### RAW RECORDS
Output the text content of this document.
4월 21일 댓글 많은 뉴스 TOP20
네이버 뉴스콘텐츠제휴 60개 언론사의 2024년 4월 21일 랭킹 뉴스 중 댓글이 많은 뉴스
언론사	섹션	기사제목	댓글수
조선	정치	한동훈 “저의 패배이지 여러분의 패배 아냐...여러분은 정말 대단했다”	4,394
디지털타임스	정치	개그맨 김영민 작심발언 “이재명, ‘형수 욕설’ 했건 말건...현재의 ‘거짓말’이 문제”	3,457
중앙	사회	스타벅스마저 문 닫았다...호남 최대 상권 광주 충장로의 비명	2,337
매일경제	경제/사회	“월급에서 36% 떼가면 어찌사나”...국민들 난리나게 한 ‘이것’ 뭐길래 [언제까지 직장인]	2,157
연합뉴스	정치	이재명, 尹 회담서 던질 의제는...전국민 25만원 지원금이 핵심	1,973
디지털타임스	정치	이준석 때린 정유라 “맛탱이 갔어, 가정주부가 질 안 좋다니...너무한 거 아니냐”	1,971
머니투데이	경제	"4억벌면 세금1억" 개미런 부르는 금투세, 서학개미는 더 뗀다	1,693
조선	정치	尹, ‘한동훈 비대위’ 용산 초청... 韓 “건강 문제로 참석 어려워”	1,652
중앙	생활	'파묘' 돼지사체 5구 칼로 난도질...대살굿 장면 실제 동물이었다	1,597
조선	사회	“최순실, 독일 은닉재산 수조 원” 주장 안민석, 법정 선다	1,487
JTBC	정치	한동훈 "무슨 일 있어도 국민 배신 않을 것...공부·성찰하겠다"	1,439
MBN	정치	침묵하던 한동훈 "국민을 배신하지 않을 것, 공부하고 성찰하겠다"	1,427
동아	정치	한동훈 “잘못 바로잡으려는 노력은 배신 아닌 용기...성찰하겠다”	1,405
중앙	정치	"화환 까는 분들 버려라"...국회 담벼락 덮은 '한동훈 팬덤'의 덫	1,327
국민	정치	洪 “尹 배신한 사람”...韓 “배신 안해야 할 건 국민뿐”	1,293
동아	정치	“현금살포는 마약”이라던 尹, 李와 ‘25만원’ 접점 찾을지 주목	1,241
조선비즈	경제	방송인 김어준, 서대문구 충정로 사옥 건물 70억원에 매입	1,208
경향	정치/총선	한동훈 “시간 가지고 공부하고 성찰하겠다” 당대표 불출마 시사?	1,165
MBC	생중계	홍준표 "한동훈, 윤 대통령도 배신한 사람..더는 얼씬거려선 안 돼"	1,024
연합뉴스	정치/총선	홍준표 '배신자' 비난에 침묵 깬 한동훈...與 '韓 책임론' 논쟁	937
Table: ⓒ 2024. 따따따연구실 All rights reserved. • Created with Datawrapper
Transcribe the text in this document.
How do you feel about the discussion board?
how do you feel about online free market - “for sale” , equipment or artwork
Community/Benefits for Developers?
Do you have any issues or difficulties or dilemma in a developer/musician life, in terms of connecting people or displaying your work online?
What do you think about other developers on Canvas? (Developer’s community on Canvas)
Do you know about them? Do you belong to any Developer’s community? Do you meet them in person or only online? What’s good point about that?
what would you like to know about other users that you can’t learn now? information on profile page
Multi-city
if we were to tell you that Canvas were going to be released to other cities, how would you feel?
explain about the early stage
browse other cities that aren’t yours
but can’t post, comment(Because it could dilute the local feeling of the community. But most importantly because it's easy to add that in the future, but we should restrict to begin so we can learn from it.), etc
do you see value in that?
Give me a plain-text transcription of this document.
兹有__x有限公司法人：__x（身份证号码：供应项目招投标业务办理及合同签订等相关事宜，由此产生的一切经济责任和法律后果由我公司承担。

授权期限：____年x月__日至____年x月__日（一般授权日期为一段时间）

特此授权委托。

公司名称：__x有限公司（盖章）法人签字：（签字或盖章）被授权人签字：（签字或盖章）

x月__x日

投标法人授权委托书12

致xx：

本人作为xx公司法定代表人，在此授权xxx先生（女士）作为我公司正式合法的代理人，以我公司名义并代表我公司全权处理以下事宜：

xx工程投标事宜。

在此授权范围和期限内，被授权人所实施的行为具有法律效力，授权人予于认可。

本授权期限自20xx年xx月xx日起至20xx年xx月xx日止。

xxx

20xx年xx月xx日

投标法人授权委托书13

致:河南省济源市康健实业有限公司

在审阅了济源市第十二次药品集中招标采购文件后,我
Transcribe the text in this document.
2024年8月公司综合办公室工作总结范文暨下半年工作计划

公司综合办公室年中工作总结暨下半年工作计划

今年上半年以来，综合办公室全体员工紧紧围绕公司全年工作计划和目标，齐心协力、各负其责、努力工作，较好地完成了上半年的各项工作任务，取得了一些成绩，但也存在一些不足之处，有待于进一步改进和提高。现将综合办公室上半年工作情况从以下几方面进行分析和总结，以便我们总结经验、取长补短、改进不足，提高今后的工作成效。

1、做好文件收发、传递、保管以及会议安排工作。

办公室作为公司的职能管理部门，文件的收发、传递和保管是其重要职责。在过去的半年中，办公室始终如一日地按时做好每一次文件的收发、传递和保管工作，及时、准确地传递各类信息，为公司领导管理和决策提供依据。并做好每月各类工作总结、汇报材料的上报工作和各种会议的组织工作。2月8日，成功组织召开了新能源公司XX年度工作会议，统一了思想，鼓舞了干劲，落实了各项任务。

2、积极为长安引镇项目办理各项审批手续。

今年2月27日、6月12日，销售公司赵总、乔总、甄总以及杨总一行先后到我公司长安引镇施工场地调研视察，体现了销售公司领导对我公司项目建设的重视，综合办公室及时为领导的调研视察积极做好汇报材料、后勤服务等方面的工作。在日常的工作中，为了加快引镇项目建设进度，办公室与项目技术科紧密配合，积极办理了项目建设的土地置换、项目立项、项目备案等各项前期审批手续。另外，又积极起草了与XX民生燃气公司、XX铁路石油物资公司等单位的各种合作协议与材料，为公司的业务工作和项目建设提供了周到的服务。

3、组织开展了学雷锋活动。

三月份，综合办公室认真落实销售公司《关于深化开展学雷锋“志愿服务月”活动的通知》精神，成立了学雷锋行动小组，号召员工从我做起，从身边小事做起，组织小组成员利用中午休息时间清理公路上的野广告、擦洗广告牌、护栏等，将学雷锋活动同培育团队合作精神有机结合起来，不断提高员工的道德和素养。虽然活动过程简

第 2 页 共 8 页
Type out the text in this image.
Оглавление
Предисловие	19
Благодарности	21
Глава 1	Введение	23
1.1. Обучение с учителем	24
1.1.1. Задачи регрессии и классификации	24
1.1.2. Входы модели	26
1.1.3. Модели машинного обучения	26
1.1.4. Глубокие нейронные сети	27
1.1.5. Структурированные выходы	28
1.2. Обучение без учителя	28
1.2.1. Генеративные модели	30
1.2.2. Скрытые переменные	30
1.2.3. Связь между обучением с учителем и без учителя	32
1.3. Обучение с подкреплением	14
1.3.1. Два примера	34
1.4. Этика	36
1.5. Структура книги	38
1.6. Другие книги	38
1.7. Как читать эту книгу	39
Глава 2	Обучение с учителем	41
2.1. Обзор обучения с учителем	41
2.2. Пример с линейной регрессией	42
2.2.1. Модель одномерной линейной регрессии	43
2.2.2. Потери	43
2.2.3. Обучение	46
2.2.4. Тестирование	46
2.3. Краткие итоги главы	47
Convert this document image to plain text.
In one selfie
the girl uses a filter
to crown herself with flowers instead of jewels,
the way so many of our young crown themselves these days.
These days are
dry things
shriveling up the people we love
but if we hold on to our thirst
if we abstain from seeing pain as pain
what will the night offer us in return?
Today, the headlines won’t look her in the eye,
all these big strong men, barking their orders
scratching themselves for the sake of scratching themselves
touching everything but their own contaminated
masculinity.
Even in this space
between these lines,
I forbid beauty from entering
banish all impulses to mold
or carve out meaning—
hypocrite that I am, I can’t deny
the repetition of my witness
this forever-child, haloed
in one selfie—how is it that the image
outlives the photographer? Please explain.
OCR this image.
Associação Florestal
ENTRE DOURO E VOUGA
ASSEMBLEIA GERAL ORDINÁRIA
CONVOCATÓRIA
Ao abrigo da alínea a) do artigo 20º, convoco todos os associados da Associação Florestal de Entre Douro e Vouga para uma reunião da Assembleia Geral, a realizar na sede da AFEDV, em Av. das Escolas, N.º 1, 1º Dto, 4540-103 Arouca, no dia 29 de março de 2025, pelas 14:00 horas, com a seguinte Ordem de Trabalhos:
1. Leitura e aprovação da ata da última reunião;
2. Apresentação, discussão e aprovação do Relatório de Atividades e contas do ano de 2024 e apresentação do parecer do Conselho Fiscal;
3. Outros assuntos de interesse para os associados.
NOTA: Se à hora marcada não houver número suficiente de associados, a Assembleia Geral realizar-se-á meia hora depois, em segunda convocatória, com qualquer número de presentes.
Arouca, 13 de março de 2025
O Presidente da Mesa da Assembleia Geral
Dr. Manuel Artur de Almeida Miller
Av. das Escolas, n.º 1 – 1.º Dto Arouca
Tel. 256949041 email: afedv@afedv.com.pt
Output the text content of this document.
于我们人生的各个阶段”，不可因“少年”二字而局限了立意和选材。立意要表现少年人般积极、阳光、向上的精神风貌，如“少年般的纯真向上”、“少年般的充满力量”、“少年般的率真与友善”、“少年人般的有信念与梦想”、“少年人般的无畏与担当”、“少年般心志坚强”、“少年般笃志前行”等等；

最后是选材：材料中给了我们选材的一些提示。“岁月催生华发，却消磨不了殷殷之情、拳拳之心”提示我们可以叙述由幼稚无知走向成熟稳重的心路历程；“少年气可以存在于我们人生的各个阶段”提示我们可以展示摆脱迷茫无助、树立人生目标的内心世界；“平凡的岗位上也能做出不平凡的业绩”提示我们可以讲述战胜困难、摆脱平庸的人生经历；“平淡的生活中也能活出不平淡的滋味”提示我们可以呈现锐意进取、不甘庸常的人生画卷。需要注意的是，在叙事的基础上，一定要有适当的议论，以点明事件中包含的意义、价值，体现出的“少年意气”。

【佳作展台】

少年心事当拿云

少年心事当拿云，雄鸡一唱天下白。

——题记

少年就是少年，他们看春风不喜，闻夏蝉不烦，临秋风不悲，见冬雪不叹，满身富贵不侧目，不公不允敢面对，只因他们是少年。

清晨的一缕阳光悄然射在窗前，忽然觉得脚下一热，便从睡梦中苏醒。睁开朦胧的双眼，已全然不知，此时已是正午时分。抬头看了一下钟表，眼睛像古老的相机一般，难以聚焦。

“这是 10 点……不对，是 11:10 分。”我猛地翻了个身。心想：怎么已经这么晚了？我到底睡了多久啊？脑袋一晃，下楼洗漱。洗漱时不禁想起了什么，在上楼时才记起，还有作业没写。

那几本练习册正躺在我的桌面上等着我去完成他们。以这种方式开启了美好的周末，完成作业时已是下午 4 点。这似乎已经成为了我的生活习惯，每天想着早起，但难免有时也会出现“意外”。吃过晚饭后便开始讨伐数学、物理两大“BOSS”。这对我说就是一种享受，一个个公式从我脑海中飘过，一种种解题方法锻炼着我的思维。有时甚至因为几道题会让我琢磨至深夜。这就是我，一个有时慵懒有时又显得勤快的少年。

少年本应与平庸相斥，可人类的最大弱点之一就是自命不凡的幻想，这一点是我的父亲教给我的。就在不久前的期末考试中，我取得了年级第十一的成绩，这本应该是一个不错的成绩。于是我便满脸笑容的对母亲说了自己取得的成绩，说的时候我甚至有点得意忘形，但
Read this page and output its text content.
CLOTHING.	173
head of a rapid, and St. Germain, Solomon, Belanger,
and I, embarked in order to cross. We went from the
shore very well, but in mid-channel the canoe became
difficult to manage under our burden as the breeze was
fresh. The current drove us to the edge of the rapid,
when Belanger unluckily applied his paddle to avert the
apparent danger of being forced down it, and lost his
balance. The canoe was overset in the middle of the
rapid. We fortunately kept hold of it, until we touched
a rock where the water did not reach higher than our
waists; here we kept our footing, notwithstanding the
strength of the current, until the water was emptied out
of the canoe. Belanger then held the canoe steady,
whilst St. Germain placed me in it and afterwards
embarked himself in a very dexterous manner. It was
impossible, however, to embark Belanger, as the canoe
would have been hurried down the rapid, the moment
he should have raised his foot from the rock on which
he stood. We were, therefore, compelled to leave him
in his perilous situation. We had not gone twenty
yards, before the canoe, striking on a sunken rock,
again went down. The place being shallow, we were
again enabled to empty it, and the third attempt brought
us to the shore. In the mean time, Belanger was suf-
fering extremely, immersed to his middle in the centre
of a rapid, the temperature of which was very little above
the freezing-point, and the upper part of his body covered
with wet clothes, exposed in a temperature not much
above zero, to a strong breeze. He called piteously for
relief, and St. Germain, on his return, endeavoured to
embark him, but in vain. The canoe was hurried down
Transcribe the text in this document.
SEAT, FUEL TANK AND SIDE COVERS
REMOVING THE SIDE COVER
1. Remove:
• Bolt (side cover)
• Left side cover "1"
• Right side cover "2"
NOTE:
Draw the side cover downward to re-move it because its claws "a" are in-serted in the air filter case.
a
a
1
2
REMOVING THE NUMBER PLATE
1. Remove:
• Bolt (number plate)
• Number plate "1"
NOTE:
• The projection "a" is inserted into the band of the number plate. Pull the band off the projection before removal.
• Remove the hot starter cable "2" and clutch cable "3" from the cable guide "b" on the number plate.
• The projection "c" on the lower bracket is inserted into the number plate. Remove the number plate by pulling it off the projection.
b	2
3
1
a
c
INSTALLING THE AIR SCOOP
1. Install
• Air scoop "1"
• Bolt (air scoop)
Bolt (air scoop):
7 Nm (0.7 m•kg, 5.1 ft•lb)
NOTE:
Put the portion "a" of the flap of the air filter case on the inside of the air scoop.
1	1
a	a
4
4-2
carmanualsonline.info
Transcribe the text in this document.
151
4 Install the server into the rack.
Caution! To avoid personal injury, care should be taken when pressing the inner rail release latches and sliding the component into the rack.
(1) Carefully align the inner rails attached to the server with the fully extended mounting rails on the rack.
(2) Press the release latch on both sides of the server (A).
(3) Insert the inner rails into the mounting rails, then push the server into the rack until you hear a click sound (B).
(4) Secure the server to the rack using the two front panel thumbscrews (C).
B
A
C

### PROBLEM DESCRIPTION
Each line containing the word "rapid" counts once; say how many such lines there are, giving only the number.

### OUTPUT BELOW
5